- Aim: Every record below should be printed exactly as it appears.
### Data for the task ###
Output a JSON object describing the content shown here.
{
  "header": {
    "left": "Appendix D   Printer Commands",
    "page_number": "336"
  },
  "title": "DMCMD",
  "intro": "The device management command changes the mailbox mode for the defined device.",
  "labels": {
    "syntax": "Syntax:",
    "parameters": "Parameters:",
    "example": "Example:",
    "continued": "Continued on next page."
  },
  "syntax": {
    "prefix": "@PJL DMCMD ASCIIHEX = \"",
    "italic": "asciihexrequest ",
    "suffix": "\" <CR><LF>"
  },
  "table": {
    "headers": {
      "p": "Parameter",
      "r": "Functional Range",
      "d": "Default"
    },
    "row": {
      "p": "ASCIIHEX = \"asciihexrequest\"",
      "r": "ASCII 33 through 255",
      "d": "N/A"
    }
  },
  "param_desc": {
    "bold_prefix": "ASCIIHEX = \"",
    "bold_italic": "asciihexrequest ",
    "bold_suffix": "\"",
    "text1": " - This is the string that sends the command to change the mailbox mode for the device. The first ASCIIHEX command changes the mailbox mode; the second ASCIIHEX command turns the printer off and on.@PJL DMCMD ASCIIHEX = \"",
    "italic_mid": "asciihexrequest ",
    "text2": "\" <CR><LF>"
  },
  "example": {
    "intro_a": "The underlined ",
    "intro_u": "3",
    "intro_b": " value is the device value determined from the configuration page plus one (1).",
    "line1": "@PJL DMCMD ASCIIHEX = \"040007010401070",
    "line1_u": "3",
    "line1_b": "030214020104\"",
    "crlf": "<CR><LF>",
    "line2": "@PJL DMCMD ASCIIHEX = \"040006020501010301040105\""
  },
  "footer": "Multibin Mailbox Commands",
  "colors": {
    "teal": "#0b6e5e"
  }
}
###
- Expected answer:
Output a JSON object describing the content shown here.
{
  "header": {
    "left": "Appendix D   Printer Commands",
    "page_number": "336"
  },
  "title": "DMCMD",
  "intro": "The device management command changes the mailbox mode for the defined device.",
  "labels": {
    "syntax": "Syntax:",
    "parameters": "Parameters:",
    "example": "Example:",
    "continued": "Continued on next page."
  },
  "syntax": {
    "prefix": "@PJL DMCMD ASCIIHEX = \"",
    "italic": "asciihexrequest ",
    "suffix": "\" <CR><LF>"
  },
  "table": {
    "headers": {
      "p": "Parameter",
      "r": "Functional Range",
      "d": "Default"
    },
    "row": {
      "p": "ASCIIHEX = \"asciihexrequest\"",
      "r": "ASCII 33 through 255",
      "d": "N/A"
    }
  },
  "param_desc": {
    "bold_prefix": "ASCIIHEX = \"",
    "bold_italic": "asciihexrequest ",
    "bold_suffix": "\"",
    "text1": " - This is the string that sends the command to change the mailbox mode for the device. The first ASCIIHEX command changes the mailbox mode; the second ASCIIHEX command turns the printer off and on.@PJL DMCMD ASCIIHEX = \"",
    "italic_mid": "asciihexrequest ",
    "text2": "\" <CR><LF>"
  },
  "example": {
    "intro_a": "The underlined ",
    "intro_u": "3",
    "intro_b": " value is the device value determined from the configuration page plus one (1).",
    "line1": "@PJL DMCMD ASCIIHEX = \"040007010401070",
    "line1_u": "3",
    "line1_b": "030214020104\"",
    "crlf": "<CR><LF>",
    "line2": "@PJL DMCMD ASCIIHEX = \"040006020501010301040105\""
  },
  "footer": "Multibin Mailbox Commands",
  "colors": {
    "teal": "#0b6e5e"
  }
}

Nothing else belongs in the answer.